_PROBLEM_
Wherever the word "hưởng" appears in the entries, copy the whole line.

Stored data
========
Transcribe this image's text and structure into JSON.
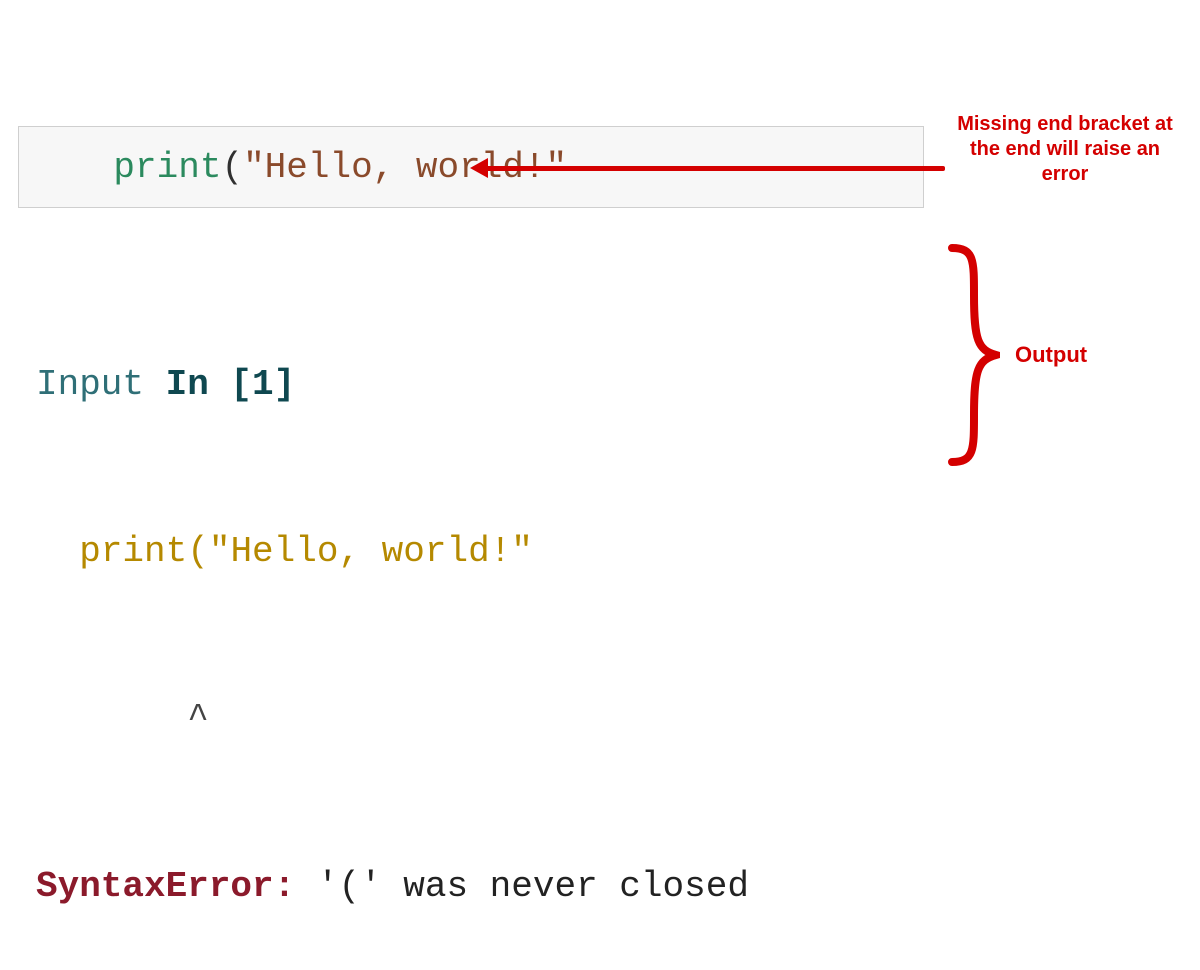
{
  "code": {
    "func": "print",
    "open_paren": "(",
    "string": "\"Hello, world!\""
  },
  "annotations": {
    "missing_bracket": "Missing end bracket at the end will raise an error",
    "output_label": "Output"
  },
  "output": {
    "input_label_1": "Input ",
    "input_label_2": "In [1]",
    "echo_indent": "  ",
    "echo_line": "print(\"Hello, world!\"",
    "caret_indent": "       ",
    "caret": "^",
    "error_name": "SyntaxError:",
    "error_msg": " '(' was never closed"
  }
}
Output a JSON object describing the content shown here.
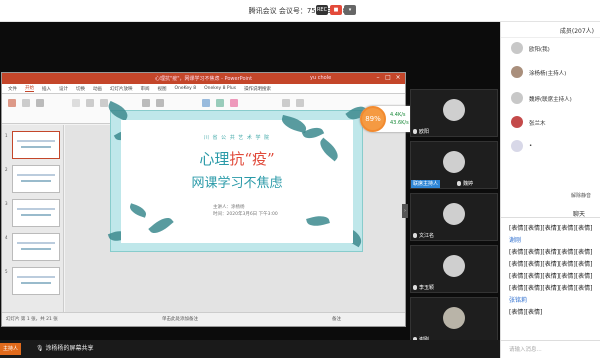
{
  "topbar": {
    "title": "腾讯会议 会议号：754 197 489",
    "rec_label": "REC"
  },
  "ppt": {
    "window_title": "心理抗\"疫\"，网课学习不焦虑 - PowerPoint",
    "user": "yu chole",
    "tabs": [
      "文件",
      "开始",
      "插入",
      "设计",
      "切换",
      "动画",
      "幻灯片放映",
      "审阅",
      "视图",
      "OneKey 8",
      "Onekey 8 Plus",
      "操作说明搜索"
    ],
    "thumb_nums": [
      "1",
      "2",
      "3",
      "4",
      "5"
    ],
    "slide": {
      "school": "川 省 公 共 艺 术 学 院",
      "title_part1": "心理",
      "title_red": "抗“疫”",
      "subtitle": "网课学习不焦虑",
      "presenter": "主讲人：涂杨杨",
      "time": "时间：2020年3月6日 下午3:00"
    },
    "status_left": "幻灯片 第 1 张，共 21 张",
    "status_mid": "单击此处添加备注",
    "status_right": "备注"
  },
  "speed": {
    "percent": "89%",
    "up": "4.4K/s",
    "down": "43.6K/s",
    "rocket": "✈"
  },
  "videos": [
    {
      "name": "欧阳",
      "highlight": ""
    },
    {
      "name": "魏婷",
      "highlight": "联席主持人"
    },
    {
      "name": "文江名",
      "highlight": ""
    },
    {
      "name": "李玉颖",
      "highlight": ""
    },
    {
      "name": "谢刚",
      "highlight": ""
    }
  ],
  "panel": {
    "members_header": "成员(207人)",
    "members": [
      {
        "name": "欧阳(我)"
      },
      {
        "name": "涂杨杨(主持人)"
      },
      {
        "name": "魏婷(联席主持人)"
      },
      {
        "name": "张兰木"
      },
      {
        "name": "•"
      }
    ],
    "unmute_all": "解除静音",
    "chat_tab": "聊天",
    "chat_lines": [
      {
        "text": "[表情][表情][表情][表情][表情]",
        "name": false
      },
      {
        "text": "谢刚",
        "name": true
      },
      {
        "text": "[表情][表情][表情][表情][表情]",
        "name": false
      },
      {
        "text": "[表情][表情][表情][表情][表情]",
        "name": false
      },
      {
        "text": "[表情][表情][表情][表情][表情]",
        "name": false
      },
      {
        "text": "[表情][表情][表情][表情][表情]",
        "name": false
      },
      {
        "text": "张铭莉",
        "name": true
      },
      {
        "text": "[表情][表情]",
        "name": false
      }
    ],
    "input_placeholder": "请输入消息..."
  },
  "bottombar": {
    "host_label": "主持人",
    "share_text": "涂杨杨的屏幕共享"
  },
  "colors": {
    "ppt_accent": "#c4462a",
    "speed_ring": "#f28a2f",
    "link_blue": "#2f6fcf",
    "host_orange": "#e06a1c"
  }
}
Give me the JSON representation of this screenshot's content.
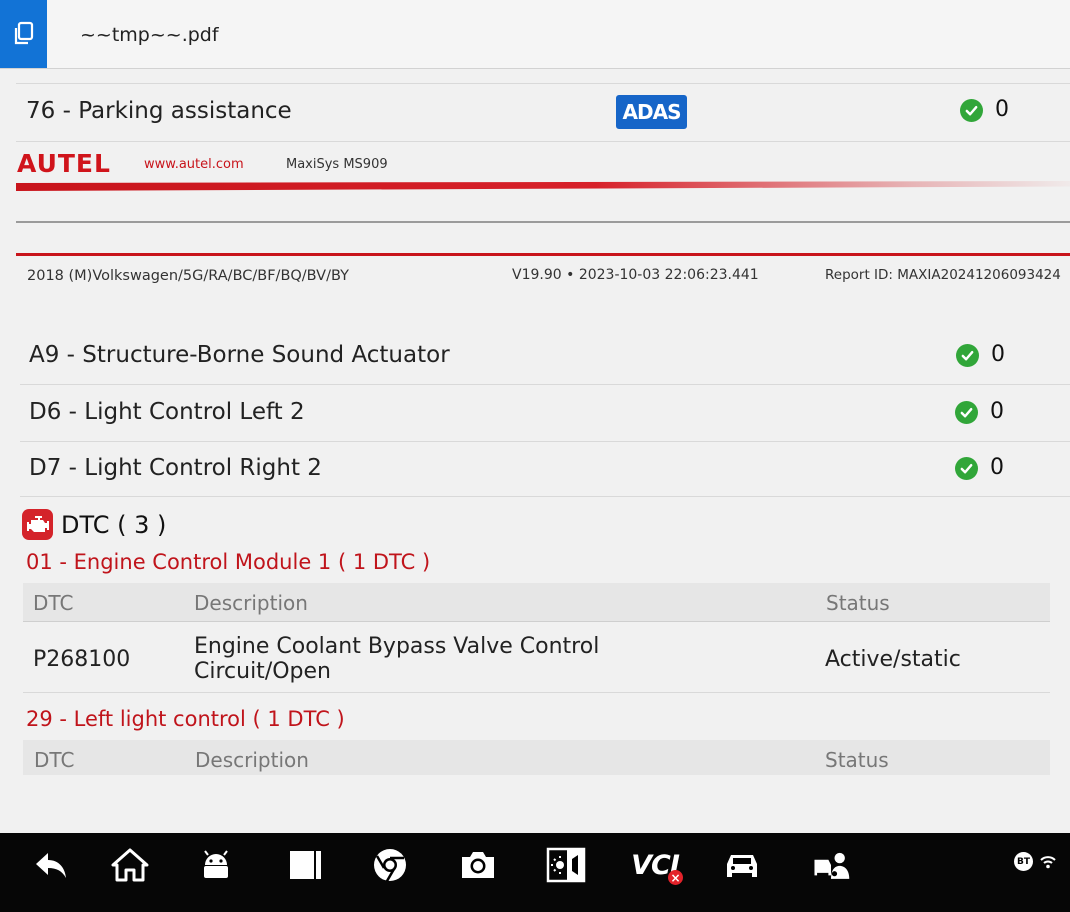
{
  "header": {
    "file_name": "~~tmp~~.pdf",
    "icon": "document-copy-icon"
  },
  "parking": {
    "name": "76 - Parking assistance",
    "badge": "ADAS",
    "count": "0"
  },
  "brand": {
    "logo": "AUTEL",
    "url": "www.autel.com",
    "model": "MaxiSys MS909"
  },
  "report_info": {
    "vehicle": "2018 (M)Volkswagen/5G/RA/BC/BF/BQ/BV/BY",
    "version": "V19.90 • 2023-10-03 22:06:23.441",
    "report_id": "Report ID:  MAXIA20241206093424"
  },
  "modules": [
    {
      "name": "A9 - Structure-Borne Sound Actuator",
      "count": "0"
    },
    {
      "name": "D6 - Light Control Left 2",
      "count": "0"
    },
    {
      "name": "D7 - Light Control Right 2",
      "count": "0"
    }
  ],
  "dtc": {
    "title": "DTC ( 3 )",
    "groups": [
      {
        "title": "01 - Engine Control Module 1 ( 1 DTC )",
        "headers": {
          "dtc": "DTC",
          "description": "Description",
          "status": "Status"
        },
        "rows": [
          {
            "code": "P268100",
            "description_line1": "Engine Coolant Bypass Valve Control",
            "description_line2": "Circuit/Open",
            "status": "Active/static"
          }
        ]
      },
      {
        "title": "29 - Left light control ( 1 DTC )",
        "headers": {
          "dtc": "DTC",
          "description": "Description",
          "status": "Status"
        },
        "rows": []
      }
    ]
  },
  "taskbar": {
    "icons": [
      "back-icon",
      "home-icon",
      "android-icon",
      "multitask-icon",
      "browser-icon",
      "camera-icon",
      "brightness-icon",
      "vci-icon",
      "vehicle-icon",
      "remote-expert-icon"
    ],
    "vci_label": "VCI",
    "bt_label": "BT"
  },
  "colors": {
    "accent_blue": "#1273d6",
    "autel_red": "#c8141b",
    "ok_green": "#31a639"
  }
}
========
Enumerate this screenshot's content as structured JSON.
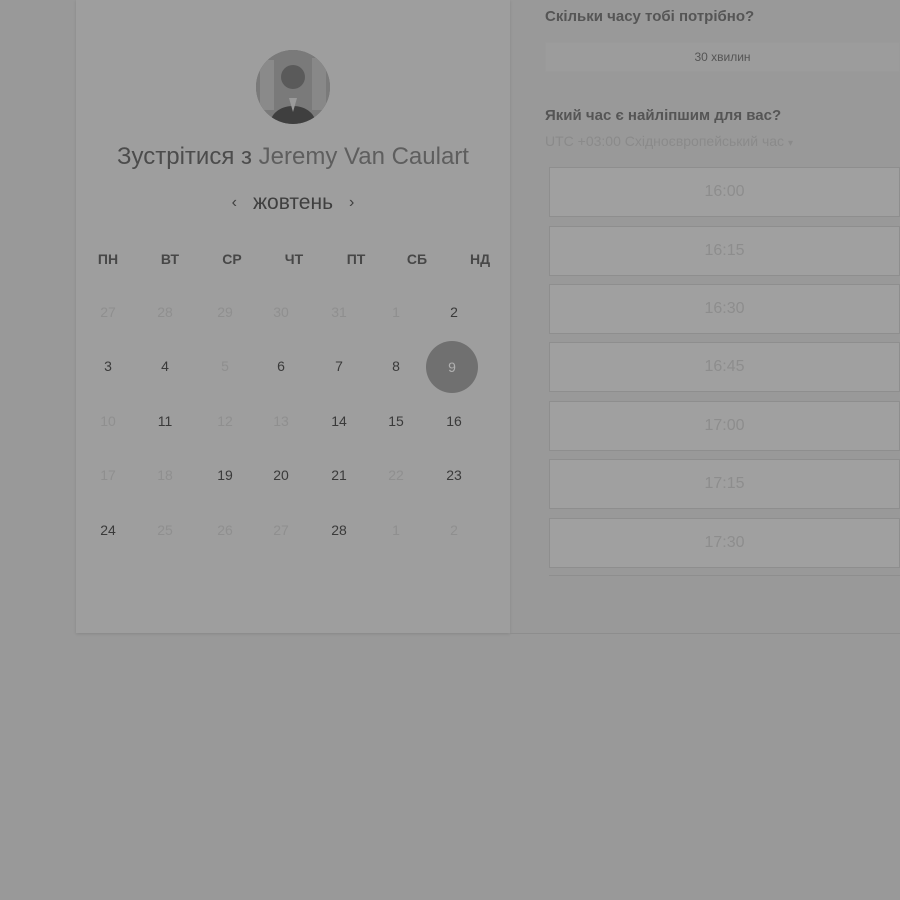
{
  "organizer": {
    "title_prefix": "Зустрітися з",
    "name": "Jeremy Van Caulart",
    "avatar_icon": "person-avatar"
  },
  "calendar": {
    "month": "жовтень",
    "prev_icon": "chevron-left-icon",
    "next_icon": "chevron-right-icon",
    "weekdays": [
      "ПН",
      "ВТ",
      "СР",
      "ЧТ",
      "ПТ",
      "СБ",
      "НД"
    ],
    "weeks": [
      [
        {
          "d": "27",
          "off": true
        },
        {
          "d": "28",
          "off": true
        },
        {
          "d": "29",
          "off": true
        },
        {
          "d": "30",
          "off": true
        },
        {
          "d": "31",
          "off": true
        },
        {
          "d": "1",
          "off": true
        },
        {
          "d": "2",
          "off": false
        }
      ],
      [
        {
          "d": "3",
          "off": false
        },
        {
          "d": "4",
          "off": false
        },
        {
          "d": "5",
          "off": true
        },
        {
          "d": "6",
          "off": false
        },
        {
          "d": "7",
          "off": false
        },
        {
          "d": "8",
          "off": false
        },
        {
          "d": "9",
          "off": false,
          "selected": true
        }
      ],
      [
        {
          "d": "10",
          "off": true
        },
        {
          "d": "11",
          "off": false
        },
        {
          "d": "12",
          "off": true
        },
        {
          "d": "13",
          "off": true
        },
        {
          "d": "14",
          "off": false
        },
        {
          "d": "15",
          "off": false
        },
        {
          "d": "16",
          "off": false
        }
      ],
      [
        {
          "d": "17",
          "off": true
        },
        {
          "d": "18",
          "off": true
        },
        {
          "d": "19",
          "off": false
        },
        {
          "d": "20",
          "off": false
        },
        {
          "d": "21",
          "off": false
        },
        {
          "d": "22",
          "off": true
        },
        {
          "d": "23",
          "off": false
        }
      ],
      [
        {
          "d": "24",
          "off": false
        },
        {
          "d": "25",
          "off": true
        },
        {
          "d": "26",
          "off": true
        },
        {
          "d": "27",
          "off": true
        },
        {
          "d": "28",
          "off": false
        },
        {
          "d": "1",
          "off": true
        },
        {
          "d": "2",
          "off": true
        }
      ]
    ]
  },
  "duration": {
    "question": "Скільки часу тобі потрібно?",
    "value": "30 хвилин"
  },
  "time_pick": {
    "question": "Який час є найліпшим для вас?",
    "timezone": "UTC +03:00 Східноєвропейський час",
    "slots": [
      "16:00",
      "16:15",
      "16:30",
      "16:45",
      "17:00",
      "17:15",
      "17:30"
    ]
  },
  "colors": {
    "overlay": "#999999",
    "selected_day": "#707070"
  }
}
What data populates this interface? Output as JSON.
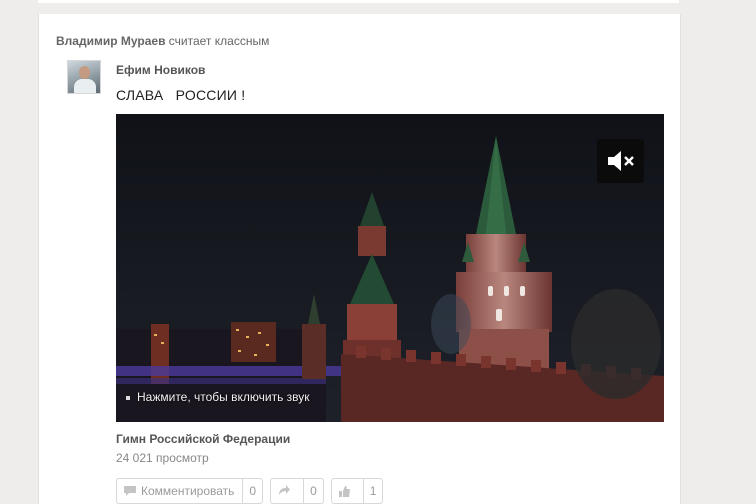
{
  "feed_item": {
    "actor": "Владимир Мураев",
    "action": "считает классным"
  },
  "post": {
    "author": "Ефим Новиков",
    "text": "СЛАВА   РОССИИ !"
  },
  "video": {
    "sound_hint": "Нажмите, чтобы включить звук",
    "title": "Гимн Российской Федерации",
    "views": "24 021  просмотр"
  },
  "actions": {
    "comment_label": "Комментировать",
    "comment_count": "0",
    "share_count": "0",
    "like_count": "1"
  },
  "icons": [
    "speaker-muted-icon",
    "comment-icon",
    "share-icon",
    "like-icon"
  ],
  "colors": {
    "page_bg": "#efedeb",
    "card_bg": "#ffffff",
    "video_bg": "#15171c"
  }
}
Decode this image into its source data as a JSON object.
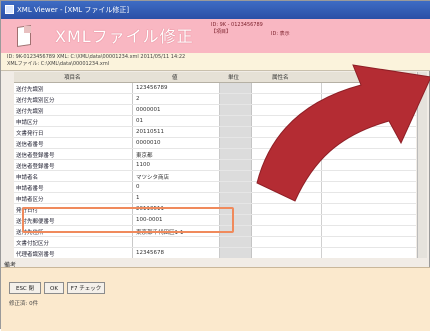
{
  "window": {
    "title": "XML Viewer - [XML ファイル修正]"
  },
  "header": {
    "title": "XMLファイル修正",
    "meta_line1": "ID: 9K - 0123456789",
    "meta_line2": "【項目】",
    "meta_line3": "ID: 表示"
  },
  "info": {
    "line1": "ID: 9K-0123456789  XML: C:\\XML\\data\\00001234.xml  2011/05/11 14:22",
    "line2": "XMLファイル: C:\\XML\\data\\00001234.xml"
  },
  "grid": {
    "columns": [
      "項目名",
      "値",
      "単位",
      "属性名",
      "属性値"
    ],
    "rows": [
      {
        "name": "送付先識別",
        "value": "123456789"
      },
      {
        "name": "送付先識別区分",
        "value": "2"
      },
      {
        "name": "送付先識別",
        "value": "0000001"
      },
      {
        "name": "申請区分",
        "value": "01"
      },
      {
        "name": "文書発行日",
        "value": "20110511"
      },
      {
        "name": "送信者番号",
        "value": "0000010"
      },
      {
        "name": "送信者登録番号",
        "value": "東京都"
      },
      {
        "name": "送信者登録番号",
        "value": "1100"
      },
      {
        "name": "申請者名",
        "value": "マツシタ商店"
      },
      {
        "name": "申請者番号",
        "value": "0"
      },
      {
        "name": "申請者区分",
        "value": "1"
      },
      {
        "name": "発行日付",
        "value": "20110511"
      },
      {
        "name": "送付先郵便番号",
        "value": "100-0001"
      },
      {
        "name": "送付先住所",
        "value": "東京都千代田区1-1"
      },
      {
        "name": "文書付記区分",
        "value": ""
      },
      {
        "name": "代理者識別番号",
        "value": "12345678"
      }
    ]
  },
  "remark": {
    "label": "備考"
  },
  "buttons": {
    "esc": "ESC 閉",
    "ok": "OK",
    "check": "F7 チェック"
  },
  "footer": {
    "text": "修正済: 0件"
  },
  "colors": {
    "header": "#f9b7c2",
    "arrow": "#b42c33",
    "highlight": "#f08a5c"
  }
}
========
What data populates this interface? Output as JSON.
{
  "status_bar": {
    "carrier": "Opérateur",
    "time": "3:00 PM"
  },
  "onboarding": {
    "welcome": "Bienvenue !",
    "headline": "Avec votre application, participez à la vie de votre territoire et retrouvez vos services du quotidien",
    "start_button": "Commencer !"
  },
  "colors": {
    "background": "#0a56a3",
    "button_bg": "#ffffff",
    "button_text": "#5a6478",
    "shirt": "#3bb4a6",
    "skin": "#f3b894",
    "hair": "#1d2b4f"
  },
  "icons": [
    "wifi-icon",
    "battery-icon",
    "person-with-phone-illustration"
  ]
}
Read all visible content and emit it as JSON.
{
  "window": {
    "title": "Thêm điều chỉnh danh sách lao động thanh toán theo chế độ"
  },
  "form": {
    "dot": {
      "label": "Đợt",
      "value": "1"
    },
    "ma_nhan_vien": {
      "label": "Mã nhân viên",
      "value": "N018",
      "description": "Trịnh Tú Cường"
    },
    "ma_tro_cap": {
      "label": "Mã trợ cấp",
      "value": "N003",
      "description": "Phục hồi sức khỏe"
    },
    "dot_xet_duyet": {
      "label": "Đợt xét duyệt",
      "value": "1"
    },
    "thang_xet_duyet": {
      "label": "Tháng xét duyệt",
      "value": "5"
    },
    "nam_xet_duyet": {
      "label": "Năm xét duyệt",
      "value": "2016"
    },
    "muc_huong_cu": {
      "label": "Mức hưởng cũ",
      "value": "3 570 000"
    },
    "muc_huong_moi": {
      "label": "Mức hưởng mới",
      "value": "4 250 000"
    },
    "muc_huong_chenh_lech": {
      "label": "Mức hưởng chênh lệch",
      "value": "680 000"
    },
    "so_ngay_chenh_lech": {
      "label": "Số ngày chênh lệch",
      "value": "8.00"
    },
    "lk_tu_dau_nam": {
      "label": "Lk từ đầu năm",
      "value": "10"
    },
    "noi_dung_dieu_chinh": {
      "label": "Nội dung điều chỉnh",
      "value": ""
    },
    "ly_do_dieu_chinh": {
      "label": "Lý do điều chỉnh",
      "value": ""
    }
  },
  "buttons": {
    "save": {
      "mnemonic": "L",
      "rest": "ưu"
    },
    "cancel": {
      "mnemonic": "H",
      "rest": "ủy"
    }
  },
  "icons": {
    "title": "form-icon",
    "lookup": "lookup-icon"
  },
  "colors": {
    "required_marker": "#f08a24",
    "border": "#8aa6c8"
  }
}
========
_THE RESULT_
      "label": "Mức hưởng cũ",
      "label": "Mức hưởng mới",
      "label": "Mức hưởng chênh lệch",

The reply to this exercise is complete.